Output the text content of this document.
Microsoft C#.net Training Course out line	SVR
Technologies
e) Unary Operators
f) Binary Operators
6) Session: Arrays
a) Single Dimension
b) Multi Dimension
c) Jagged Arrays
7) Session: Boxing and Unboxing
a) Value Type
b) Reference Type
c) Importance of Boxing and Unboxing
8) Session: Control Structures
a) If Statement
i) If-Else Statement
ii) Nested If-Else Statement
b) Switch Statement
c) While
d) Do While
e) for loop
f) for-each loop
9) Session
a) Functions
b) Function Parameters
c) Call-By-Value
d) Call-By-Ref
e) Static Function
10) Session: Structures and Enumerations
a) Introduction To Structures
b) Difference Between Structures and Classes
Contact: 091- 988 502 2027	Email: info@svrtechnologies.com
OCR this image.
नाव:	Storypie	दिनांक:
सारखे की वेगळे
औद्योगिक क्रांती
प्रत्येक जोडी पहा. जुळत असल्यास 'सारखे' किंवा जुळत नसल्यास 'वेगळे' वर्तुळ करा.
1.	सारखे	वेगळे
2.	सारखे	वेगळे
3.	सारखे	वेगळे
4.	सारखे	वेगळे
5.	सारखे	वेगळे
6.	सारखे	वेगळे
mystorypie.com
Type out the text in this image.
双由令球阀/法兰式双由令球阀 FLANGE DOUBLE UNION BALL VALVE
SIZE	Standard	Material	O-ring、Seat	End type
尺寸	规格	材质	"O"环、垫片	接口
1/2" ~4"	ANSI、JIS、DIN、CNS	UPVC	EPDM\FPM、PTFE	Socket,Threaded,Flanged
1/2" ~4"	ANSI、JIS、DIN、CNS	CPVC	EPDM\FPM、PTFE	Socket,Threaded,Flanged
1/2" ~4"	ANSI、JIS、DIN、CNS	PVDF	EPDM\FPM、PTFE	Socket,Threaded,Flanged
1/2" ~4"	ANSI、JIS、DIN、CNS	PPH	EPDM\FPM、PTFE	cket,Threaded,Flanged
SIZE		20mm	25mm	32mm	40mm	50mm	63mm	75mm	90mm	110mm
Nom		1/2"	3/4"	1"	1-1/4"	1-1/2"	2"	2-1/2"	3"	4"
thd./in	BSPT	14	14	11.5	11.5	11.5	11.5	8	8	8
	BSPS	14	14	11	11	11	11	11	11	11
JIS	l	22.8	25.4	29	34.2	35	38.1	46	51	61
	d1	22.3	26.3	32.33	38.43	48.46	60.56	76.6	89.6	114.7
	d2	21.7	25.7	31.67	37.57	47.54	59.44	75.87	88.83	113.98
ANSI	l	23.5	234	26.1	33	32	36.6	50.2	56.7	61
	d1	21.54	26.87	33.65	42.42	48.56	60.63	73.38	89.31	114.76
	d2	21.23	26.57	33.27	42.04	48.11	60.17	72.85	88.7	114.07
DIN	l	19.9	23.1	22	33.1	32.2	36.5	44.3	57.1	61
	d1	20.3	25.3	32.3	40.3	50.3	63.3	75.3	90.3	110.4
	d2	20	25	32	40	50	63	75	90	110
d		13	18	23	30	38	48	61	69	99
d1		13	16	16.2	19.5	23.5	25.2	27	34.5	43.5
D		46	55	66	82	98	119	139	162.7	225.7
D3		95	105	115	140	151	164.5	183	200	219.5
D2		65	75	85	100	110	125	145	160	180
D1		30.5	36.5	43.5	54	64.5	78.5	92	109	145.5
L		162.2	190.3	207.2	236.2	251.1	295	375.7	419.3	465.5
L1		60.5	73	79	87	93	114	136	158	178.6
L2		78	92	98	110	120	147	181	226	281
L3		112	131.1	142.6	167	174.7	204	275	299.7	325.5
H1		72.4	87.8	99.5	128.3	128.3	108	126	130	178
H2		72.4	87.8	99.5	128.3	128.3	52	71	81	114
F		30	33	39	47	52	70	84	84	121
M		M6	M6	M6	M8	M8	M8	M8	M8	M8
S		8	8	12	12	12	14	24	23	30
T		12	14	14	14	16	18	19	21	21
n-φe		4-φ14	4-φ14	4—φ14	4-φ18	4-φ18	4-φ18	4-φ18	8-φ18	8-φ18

▬▬▬▬▬▬▬▬▬▬

▸ **Task directions**
Return every line of the material exactly.

▸ **Expected answer**
Output the text content of this document.
Microsoft C#.net Training Course out line	SVR
Technologies
e) Unary Operators
f) Binary Operators
6) Session: Arrays
a) Single Dimension
b) Multi Dimension
c) Jagged Arrays
7) Session: Boxing and Unboxing
a) Value Type
b) Reference Type
c) Importance of Boxing and Unboxing
8) Session: Control Structures
a) If Statement
i) If-Else Statement
ii) Nested If-Else Statement
b) Switch Statement
c) While
d) Do While
e) for loop
f) for-each loop
9) Session
a) Functions
b) Function Parameters
c) Call-By-Value
d) Call-By-Ref
e) Static Function
10) Session: Structures and Enumerations
a) Introduction To Structures
b) Difference Between Structures and Classes
Contact: 091- 988 502 2027	Email: info@svrtechnologies.com
OCR this image.
नाव:	Storypie	दिनांक:
सारखे की वेगळे
औद्योगिक क्रांती
प्रत्येक जोडी पहा. जुळत असल्यास 'सारखे' किंवा जुळत नसल्यास 'वेगळे' वर्तुळ करा.
1.	सारखे	वेगळे
2.	सारखे	वेगळे
3.	सारखे	वेगळे
4.	सारखे	वेगळे
5.	सारखे	वेगळे
6.	सारखे	वेगळे
mystorypie.com
Type out the text in this image.
双由令球阀/法兰式双由令球阀 FLANGE DOUBLE UNION BALL VALVE
SIZE	Standard	Material	O-ring、Seat	End type
尺寸	规格	材质	"O"环、垫片	接口
1/2" ~4"	ANSI、JIS、DIN、CNS	UPVC	EPDM\FPM、PTFE	Socket,Threaded,Flanged
1/2" ~4"	ANSI、JIS、DIN、CNS	CPVC	EPDM\FPM、PTFE	Socket,Threaded,Flanged
1/2" ~4"	ANSI、JIS、DIN、CNS	PVDF	EPDM\FPM、PTFE	Socket,Threaded,Flanged
1/2" ~4"	ANSI、JIS、DIN、CNS	PPH	EPDM\FPM、PTFE	cket,Threaded,Flanged
SIZE		20mm	25mm	32mm	40mm	50mm	63mm	75mm	90mm	110mm
Nom		1/2"	3/4"	1"	1-1/4"	1-1/2"	2"	2-1/2"	3"	4"
thd./in	BSPT	14	14	11.5	11.5	11.5	11.5	8	8	8
	BSPS	14	14	11	11	11	11	11	11	11
JIS	l	22.8	25.4	29	34.2	35	38.1	46	51	61
	d1	22.3	26.3	32.33	38.43	48.46	60.56	76.6	89.6	114.7
	d2	21.7	25.7	31.67	37.57	47.54	59.44	75.87	88.83	113.98
ANSI	l	23.5	234	26.1	33	32	36.6	50.2	56.7	61
	d1	21.54	26.87	33.65	42.42	48.56	60.63	73.38	89.31	114.76
	d2	21.23	26.57	33.27	42.04	48.11	60.17	72.85	88.7	114.07
DIN	l	19.9	23.1	22	33.1	32.2	36.5	44.3	57.1	61
	d1	20.3	25.3	32.3	40.3	50.3	63.3	75.3	90.3	110.4
	d2	20	25	32	40	50	63	75	90	110
d		13	18	23	30	38	48	61	69	99
d1		13	16	16.2	19.5	23.5	25.2	27	34.5	43.5
D		46	55	66	82	98	119	139	162.7	225.7
D3		95	105	115	140	151	164.5	183	200	219.5
D2		65	75	85	100	110	125	145	160	180
D1		30.5	36.5	43.5	54	64.5	78.5	92	109	145.5
L		162.2	190.3	207.2	236.2	251.1	295	375.7	419.3	465.5
L1		60.5	73	79	87	93	114	136	158	178.6
L2		78	92	98	110	120	147	181	226	281
L3		112	131.1	142.6	167	174.7	204	275	299.7	325.5
H1		72.4	87.8	99.5	128.3	128.3	108	126	130	178
H2		72.4	87.8	99.5	128.3	128.3	52	71	81	114
F		30	33	39	47	52	70	84	84	121
M		M6	M6	M6	M8	M8	M8	M8	M8	M8
S		8	8	12	12	12	14	24	23	30
T		12	14	14	14	16	18	19	21	21
n-φe		4-φ14	4-φ14	4—φ14	4-φ18	4-φ18	4-φ18	4-φ18	8-φ18	8-φ18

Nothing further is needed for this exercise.